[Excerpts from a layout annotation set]
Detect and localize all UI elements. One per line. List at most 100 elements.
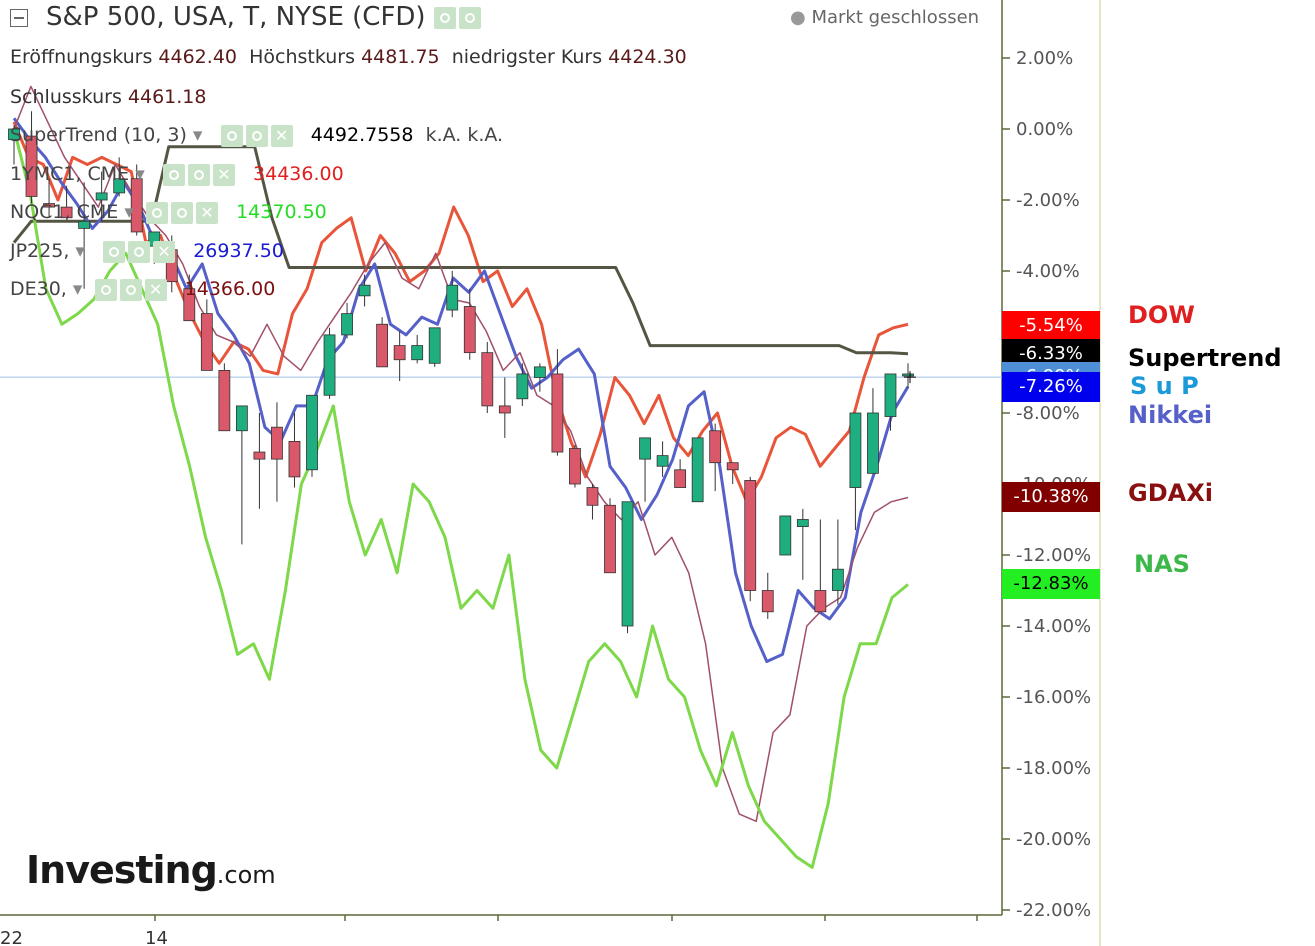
series-label: NAS (1134, 549, 1190, 578)
candle-body (867, 412, 879, 474)
candle-body (446, 284, 459, 311)
candle-body (761, 590, 774, 613)
indicator-nikkei[interactable]: JP225, ▾ ✕ 26937.50 (10, 240, 284, 263)
candle-body (796, 519, 809, 527)
y-tick-label: 0.00% (1016, 119, 1073, 140)
candle-body (604, 504, 616, 574)
candle-body (691, 437, 704, 503)
candle-body (656, 455, 669, 467)
y-tick-label: -16.00% (1016, 687, 1091, 708)
candle-body (323, 334, 336, 396)
indicator-dax[interactable]: DE30, ▾ ✕ 14366.00 (10, 278, 276, 301)
price-tag: -12.83% (1002, 569, 1100, 600)
y-tick-label: -12.00% (1016, 545, 1091, 566)
close-row: Schlusskurs 4461.18 (10, 86, 207, 108)
y-tick-label: 2.00% (1016, 48, 1073, 69)
candle-body (376, 323, 389, 368)
candle-body (78, 220, 91, 229)
y-tick-label: -2.00% (1016, 190, 1080, 211)
candle-body (674, 469, 687, 488)
gear-icon[interactable] (128, 240, 151, 263)
candle-body (200, 313, 213, 371)
candle-body (253, 451, 266, 460)
price-tag: -10.38% (1002, 482, 1100, 513)
series-line-nas (12, 128, 909, 869)
candle-body (551, 373, 564, 453)
candle-body (341, 313, 353, 336)
y-tick-label: -20.00% (1016, 829, 1091, 850)
eye-icon[interactable] (433, 6, 456, 29)
eye-icon[interactable] (94, 278, 117, 301)
y-tick-label: -14.00% (1016, 616, 1091, 637)
candle-body (235, 405, 248, 432)
candle-body (218, 369, 231, 432)
candle-body (8, 128, 20, 141)
x-tick-label: 22 (0, 928, 23, 946)
series-label: Supertrend (1128, 343, 1282, 372)
investing-logo: Investing.com (26, 848, 276, 892)
candle-body (411, 345, 424, 361)
eye-icon[interactable] (220, 124, 243, 147)
eye-icon[interactable] (103, 240, 126, 263)
eye-icon[interactable] (162, 163, 185, 186)
close-icon[interactable]: ✕ (195, 201, 218, 224)
series-label: GDAXi (1128, 478, 1213, 507)
candle-body (481, 352, 494, 407)
y-tick-label: -8.00% (1016, 403, 1080, 424)
candle-body (709, 430, 722, 464)
candle-body (726, 462, 739, 471)
indicator-dow[interactable]: 1YMC1, CME ▾ ✕ 34436.00 (10, 163, 344, 186)
candle-body (428, 327, 441, 364)
candle-body (43, 203, 55, 208)
gear-icon[interactable] (170, 201, 193, 224)
indicator-nasdaq[interactable]: NQC1, CME ▾ ✕ 14370.50 (10, 201, 327, 224)
candle-body (814, 590, 827, 613)
series-label: S u P (1130, 372, 1199, 401)
gear-icon[interactable] (458, 6, 481, 29)
price-tag: -7.26% (1002, 371, 1100, 402)
candle-body (306, 394, 318, 471)
candle-body (271, 426, 283, 460)
gear-icon[interactable] (187, 163, 210, 186)
candle-body (288, 440, 301, 478)
x-tick-label: 14 (145, 928, 168, 946)
candle-body (358, 284, 371, 297)
series-line-gdaxi (13, 85, 909, 823)
series-label: DOW (1128, 301, 1195, 330)
candle-body (130, 178, 143, 233)
chart-title: S&P 500, USA, T, NYSE (CFD) (46, 2, 484, 32)
candle-body (586, 487, 599, 506)
candle-body (621, 501, 634, 627)
close-icon[interactable]: ✕ (153, 240, 176, 263)
candle-body (25, 135, 38, 197)
candle-body (569, 448, 581, 485)
candle-body (902, 373, 914, 377)
candle-body (516, 373, 529, 400)
eye-icon[interactable] (145, 201, 168, 224)
price-tag: -5.54% (1002, 310, 1100, 341)
series-line-nikkei (12, 117, 910, 663)
candle-body (744, 480, 757, 591)
gear-icon[interactable] (245, 124, 268, 147)
candle-body (639, 437, 651, 460)
close-icon[interactable]: ✕ (144, 278, 167, 301)
y-tick-label: -18.00% (1016, 758, 1091, 779)
candle-body (831, 568, 844, 591)
candle-body (533, 366, 546, 378)
candle-body (884, 373, 897, 417)
candle-body (95, 192, 108, 201)
candle-body (60, 206, 73, 219)
indicator-supertrend[interactable]: SuperTrend (10, 3) ▾ ✕ 4492.7558 k.A. k.… (10, 124, 504, 147)
candle-body (498, 405, 511, 414)
close-icon[interactable]: ✕ (212, 163, 235, 186)
candle-body (463, 306, 476, 354)
close-icon[interactable]: ✕ (270, 124, 293, 147)
status-dot-icon: ● (790, 7, 806, 28)
gear-icon[interactable] (119, 278, 142, 301)
collapse-icon[interactable] (10, 9, 28, 27)
y-tick-label: -4.00% (1016, 261, 1080, 282)
candle-body (393, 345, 406, 361)
candle-body (849, 412, 862, 488)
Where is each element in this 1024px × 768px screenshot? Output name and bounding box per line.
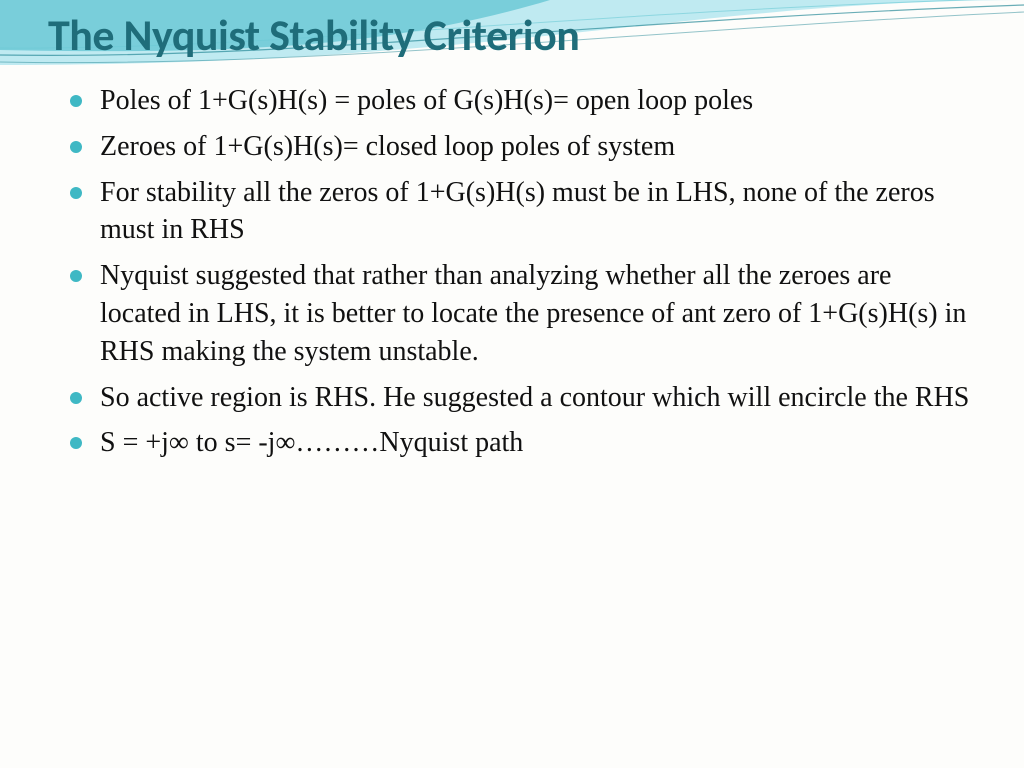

[WHAT NEEDS TO BE DONE]
Duplicate the entries above line for line, leaving out the pictures.

[SOLVED EXERCISE]
Detect and localize all UI elements. One per line. List at most 100 elements.
series-label: NAS (1134, 549, 1190, 578)
candle-body (867, 412, 879, 474)
candle-body (446, 284, 459, 311)
candle-body (761, 590, 774, 613)
indicator-nikkei[interactable]: JP225, ▾ ✕ 26937.50 (10, 240, 284, 263)
candle-body (796, 519, 809, 527)
y-tick-label: 0.00% (1016, 119, 1073, 140)
candle-body (604, 504, 616, 574)
candle-body (691, 437, 704, 503)
candle-body (656, 455, 669, 467)
y-tick-label: -16.00% (1016, 687, 1091, 708)
candle-body (323, 334, 336, 396)
indicator-dax[interactable]: DE30, ▾ ✕ 14366.00 (10, 278, 276, 301)
price-tag: -12.83% (1002, 569, 1100, 600)
y-tick-label: -12.00% (1016, 545, 1091, 566)
close-row: Schlusskurs 4461.18 (10, 86, 207, 108)
y-tick-label: 2.00% (1016, 48, 1073, 69)
candle-body (376, 323, 389, 368)
candle-body (78, 220, 91, 229)
y-tick-label: -2.00% (1016, 190, 1080, 211)
candle-body (674, 469, 687, 488)
gear-icon[interactable] (128, 240, 151, 263)
candle-body (200, 313, 213, 371)
candle-body (253, 451, 266, 460)
price-tag: -10.38% (1002, 482, 1100, 513)
series-line-nas (12, 128, 909, 869)
candle-body (551, 373, 564, 453)
candle-body (341, 313, 353, 336)
y-tick-label: -20.00% (1016, 829, 1091, 850)
eye-icon[interactable] (433, 6, 456, 29)
eye-icon[interactable] (94, 278, 117, 301)
y-tick-label: -14.00% (1016, 616, 1091, 637)
candle-body (235, 405, 248, 432)
candle-body (218, 369, 231, 432)
candle-body (8, 128, 20, 141)
x-tick-label: 22 (0, 928, 23, 946)
series-label: Supertrend (1128, 343, 1282, 372)
investing-logo: Investing.com (26, 848, 276, 892)
candle-body (411, 345, 424, 361)
eye-icon[interactable] (220, 124, 243, 147)
eye-icon[interactable] (103, 240, 126, 263)
eye-icon[interactable] (162, 163, 185, 186)
close-icon[interactable]: ✕ (195, 201, 218, 224)
series-label: GDAXi (1128, 478, 1213, 507)
candle-body (481, 352, 494, 407)
y-tick-label: -8.00% (1016, 403, 1080, 424)
candle-body (709, 430, 722, 464)
candle-body (726, 462, 739, 471)
indicator-dow[interactable]: 1YMC1, CME ▾ ✕ 34436.00 (10, 163, 344, 186)
candle-body (428, 327, 441, 364)
candle-body (43, 203, 55, 208)
gear-icon[interactable] (170, 201, 193, 224)
indicator-nasdaq[interactable]: NQC1, CME ▾ ✕ 14370.50 (10, 201, 327, 224)
candle-body (814, 590, 827, 613)
series-label: S u P (1130, 372, 1199, 401)
gear-icon[interactable] (458, 6, 481, 29)
price-tag: -7.26% (1002, 371, 1100, 402)
candle-body (306, 394, 318, 471)
candle-body (271, 426, 283, 460)
gear-icon[interactable] (187, 163, 210, 186)
candle-body (288, 440, 301, 478)
x-tick-label: 14 (145, 928, 168, 946)
candle-body (358, 284, 371, 297)
series-line-gdaxi (13, 85, 909, 823)
series-label: DOW (1128, 301, 1195, 330)
candle-body (130, 178, 143, 233)
chart-title: S&P 500, USA, T, NYSE (CFD) (46, 2, 484, 32)
candle-body (586, 487, 599, 506)
candle-body (621, 501, 634, 627)
close-icon[interactable]: ✕ (153, 240, 176, 263)
candle-body (25, 135, 38, 197)
candle-body (569, 448, 581, 485)
candle-body (902, 373, 914, 377)
candle-body (516, 373, 529, 400)
eye-icon[interactable] (145, 201, 168, 224)
price-tag: -5.54% (1002, 310, 1100, 341)
series-line-nikkei (12, 117, 910, 663)
candle-body (744, 480, 757, 591)
gear-icon[interactable] (245, 124, 268, 147)
candle-body (639, 437, 651, 460)
close-icon[interactable]: ✕ (144, 278, 167, 301)
y-tick-label: -18.00% (1016, 758, 1091, 779)
candle-body (831, 568, 844, 591)
candle-body (533, 366, 546, 378)
candle-body (884, 373, 897, 417)
candle-body (95, 192, 108, 201)
candle-body (60, 206, 73, 219)
indicator-supertrend[interactable]: SuperTrend (10, 3) ▾ ✕ 4492.7558 k.A. k.… (10, 124, 504, 147)
candle-body (498, 405, 511, 414)
close-icon[interactable]: ✕ (212, 163, 235, 186)
candle-body (463, 306, 476, 354)
close-icon[interactable]: ✕ (270, 124, 293, 147)
status-dot-icon: ● (790, 7, 806, 28)
gear-icon[interactable] (119, 278, 142, 301)
collapse-icon[interactable] (10, 9, 28, 27)
y-tick-label: -4.00% (1016, 261, 1080, 282)
candle-body (393, 345, 406, 361)
candle-body (849, 412, 862, 488)
Where is each element in this 1024px × 768px screenshot? Output name and bounding box per line.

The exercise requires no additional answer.